» **Short problem**
Each record is to be printed again precisely as it reads.

» **Recorded information**
[START]

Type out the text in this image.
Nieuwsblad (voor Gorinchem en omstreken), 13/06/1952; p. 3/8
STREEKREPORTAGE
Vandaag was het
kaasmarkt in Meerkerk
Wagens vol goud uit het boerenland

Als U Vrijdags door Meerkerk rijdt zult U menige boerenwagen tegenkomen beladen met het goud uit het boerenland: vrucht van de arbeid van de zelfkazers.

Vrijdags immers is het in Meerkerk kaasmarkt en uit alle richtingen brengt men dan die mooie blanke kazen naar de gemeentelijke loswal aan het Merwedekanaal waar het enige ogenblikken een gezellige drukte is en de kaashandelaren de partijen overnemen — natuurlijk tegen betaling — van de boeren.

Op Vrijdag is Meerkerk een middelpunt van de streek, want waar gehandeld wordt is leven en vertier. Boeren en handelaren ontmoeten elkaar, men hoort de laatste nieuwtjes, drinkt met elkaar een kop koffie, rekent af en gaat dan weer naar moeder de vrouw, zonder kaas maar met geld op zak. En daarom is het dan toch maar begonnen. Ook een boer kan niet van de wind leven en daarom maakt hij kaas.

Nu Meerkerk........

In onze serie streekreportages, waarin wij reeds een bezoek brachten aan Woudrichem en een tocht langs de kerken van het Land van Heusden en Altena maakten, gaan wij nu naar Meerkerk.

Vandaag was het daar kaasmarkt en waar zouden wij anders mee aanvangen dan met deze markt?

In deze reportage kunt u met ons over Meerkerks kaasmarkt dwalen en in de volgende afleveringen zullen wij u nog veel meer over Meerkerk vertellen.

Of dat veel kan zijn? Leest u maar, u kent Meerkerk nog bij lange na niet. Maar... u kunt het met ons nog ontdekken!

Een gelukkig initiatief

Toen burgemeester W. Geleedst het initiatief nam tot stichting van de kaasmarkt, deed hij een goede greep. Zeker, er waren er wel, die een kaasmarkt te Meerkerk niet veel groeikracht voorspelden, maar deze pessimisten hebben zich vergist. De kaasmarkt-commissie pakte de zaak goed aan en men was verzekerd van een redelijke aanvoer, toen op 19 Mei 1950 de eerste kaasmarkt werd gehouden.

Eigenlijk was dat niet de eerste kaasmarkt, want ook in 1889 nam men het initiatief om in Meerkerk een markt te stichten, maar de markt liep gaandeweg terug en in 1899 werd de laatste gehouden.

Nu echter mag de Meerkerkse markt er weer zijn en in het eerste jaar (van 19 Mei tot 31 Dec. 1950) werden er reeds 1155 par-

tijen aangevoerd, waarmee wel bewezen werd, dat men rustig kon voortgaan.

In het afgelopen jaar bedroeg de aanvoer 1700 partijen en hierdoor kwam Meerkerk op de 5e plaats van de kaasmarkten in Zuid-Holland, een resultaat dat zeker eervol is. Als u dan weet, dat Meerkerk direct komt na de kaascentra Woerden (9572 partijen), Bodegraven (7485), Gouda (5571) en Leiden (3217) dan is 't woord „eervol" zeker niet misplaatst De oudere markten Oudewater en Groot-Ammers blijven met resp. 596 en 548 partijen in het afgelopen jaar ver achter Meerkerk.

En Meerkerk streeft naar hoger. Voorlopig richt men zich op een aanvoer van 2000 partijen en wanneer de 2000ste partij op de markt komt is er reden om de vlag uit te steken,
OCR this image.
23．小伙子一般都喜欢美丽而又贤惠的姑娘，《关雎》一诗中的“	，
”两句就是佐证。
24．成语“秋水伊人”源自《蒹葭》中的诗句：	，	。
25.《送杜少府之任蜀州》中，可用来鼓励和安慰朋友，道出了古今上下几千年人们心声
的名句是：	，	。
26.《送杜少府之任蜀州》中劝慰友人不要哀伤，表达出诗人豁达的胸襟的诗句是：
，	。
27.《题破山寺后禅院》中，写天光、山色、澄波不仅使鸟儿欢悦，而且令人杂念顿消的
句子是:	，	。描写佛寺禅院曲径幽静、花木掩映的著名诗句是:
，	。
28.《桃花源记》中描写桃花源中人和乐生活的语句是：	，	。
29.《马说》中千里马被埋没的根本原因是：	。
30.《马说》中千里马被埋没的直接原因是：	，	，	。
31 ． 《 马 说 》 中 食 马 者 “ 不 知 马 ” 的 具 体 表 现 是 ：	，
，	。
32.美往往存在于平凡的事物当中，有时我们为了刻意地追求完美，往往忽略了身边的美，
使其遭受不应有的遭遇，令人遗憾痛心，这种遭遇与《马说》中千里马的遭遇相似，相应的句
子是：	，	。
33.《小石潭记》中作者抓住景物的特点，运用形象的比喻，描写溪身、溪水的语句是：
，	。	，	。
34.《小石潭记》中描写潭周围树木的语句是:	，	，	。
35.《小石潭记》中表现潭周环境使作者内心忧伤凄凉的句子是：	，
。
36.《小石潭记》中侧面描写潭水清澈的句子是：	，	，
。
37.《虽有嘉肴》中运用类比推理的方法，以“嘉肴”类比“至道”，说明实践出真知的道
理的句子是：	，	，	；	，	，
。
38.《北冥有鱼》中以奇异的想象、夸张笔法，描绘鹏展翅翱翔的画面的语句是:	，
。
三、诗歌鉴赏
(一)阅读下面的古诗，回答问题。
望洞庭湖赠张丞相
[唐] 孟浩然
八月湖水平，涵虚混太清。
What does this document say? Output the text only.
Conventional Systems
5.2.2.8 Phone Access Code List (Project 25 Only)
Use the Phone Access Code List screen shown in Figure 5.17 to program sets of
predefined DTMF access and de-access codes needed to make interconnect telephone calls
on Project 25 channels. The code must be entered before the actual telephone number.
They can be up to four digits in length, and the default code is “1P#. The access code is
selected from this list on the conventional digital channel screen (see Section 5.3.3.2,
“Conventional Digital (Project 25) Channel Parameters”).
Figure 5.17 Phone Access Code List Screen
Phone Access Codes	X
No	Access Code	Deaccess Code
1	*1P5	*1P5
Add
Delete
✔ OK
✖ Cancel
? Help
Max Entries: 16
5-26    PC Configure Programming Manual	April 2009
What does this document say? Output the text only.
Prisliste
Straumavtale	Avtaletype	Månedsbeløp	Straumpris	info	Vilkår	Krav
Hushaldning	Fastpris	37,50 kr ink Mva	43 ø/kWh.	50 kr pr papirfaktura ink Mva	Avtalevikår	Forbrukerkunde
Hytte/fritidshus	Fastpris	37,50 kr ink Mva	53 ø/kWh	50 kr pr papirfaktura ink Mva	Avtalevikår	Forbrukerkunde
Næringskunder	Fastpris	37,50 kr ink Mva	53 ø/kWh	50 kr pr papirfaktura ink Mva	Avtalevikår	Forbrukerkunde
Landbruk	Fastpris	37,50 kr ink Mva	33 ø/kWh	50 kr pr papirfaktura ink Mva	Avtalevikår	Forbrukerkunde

[END]

» **Solved exercise**
Type out the text in this image.
Nieuwsblad (voor Gorinchem en omstreken), 13/06/1952; p. 3/8
STREEKREPORTAGE
Vandaag was het
kaasmarkt in Meerkerk
Wagens vol goud uit het boerenland

Als U Vrijdags door Meerkerk rijdt zult U menige boerenwagen tegenkomen beladen met het goud uit het boerenland: vrucht van de arbeid van de zelfkazers.

Vrijdags immers is het in Meerkerk kaasmarkt en uit alle richtingen brengt men dan die mooie blanke kazen naar de gemeentelijke loswal aan het Merwedekanaal waar het enige ogenblikken een gezellige drukte is en de kaashandelaren de partijen overnemen — natuurlijk tegen betaling — van de boeren.

Op Vrijdag is Meerkerk een middelpunt van de streek, want waar gehandeld wordt is leven en vertier. Boeren en handelaren ontmoeten elkaar, men hoort de laatste nieuwtjes, drinkt met elkaar een kop koffie, rekent af en gaat dan weer naar moeder de vrouw, zonder kaas maar met geld op zak. En daarom is het dan toch maar begonnen. Ook een boer kan niet van de wind leven en daarom maakt hij kaas.

Nu Meerkerk........

In onze serie streekreportages, waarin wij reeds een bezoek brachten aan Woudrichem en een tocht langs de kerken van het Land van Heusden en Altena maakten, gaan wij nu naar Meerkerk.

Vandaag was het daar kaasmarkt en waar zouden wij anders mee aanvangen dan met deze markt?

In deze reportage kunt u met ons over Meerkerks kaasmarkt dwalen en in de volgende afleveringen zullen wij u nog veel meer over Meerkerk vertellen.

Of dat veel kan zijn? Leest u maar, u kent Meerkerk nog bij lange na niet. Maar... u kunt het met ons nog ontdekken!

Een gelukkig initiatief

Toen burgemeester W. Geleedst het initiatief nam tot stichting van de kaasmarkt, deed hij een goede greep. Zeker, er waren er wel, die een kaasmarkt te Meerkerk niet veel groeikracht voorspelden, maar deze pessimisten hebben zich vergist. De kaasmarkt-commissie pakte de zaak goed aan en men was verzekerd van een redelijke aanvoer, toen op 19 Mei 1950 de eerste kaasmarkt werd gehouden.

Eigenlijk was dat niet de eerste kaasmarkt, want ook in 1889 nam men het initiatief om in Meerkerk een markt te stichten, maar de markt liep gaandeweg terug en in 1899 werd de laatste gehouden.

Nu echter mag de Meerkerkse markt er weer zijn en in het eerste jaar (van 19 Mei tot 31 Dec. 1950) werden er reeds 1155 par-

tijen aangevoerd, waarmee wel bewezen werd, dat men rustig kon voortgaan.

In het afgelopen jaar bedroeg de aanvoer 1700 partijen en hierdoor kwam Meerkerk op de 5e plaats van de kaasmarkten in Zuid-Holland, een resultaat dat zeker eervol is. Als u dan weet, dat Meerkerk direct komt na de kaascentra Woerden (9572 partijen), Bodegraven (7485), Gouda (5571) en Leiden (3217) dan is 't woord „eervol" zeker niet misplaatst De oudere markten Oudewater en Groot-Ammers blijven met resp. 596 en 548 partijen in het afgelopen jaar ver achter Meerkerk.

En Meerkerk streeft naar hoger. Voorlopig richt men zich op een aanvoer van 2000 partijen en wanneer de 2000ste partij op de markt komt is er reden om de vlag uit te steken,
OCR this image.
23．小伙子一般都喜欢美丽而又贤惠的姑娘，《关雎》一诗中的“	，
”两句就是佐证。
24．成语“秋水伊人”源自《蒹葭》中的诗句：	，	。
25.《送杜少府之任蜀州》中，可用来鼓励和安慰朋友，道出了古今上下几千年人们心声
的名句是：	，	。
26.《送杜少府之任蜀州》中劝慰友人不要哀伤，表达出诗人豁达的胸襟的诗句是：
，	。
27.《题破山寺后禅院》中，写天光、山色、澄波不仅使鸟儿欢悦，而且令人杂念顿消的
句子是:	，	。描写佛寺禅院曲径幽静、花木掩映的著名诗句是:
，	。
28.《桃花源记》中描写桃花源中人和乐生活的语句是：	，	。
29.《马说》中千里马被埋没的根本原因是：	。
30.《马说》中千里马被埋没的直接原因是：	，	，	。
31 ． 《 马 说 》 中 食 马 者 “ 不 知 马 ” 的 具 体 表 现 是 ：	，
，	。
32.美往往存在于平凡的事物当中，有时我们为了刻意地追求完美，往往忽略了身边的美，
使其遭受不应有的遭遇，令人遗憾痛心，这种遭遇与《马说》中千里马的遭遇相似，相应的句
子是：	，	。
33.《小石潭记》中作者抓住景物的特点，运用形象的比喻，描写溪身、溪水的语句是：
，	。	，	。
34.《小石潭记》中描写潭周围树木的语句是:	，	，	。
35.《小石潭记》中表现潭周环境使作者内心忧伤凄凉的句子是：	，
。
36.《小石潭记》中侧面描写潭水清澈的句子是：	，	，
。
37.《虽有嘉肴》中运用类比推理的方法，以“嘉肴”类比“至道”，说明实践出真知的道
理的句子是：	，	，	；	，	，
。
38.《北冥有鱼》中以奇异的想象、夸张笔法，描绘鹏展翅翱翔的画面的语句是:	，
。
三、诗歌鉴赏
(一)阅读下面的古诗，回答问题。
望洞庭湖赠张丞相
[唐] 孟浩然
八月湖水平，涵虚混太清。
What does this document say? Output the text only.
Conventional Systems
5.2.2.8 Phone Access Code List (Project 25 Only)
Use the Phone Access Code List screen shown in Figure 5.17 to program sets of
predefined DTMF access and de-access codes needed to make interconnect telephone calls
on Project 25 channels. The code must be entered before the actual telephone number.
They can be up to four digits in length, and the default code is “1P#. The access code is
selected from this list on the conventional digital channel screen (see Section 5.3.3.2,
“Conventional Digital (Project 25) Channel Parameters”).
Figure 5.17 Phone Access Code List Screen
Phone Access Codes	X
No	Access Code	Deaccess Code
1	*1P5	*1P5
Add
Delete
✔ OK
✖ Cancel
? Help
Max Entries: 16
5-26    PC Configure Programming Manual	April 2009
What does this document say? Output the text only.
Prisliste
Straumavtale	Avtaletype	Månedsbeløp	Straumpris	info	Vilkår	Krav
Hushaldning	Fastpris	37,50 kr ink Mva	43 ø/kWh.	50 kr pr papirfaktura ink Mva	Avtalevikår	Forbrukerkunde
Hytte/fritidshus	Fastpris	37,50 kr ink Mva	53 ø/kWh	50 kr pr papirfaktura ink Mva	Avtalevikår	Forbrukerkunde
Næringskunder	Fastpris	37,50 kr ink Mva	53 ø/kWh	50 kr pr papirfaktura ink Mva	Avtalevikår	Forbrukerkunde
Landbruk	Fastpris	37,50 kr ink Mva	33 ø/kWh	50 kr pr papirfaktura ink Mva	Avtalevikår	Forbrukerkunde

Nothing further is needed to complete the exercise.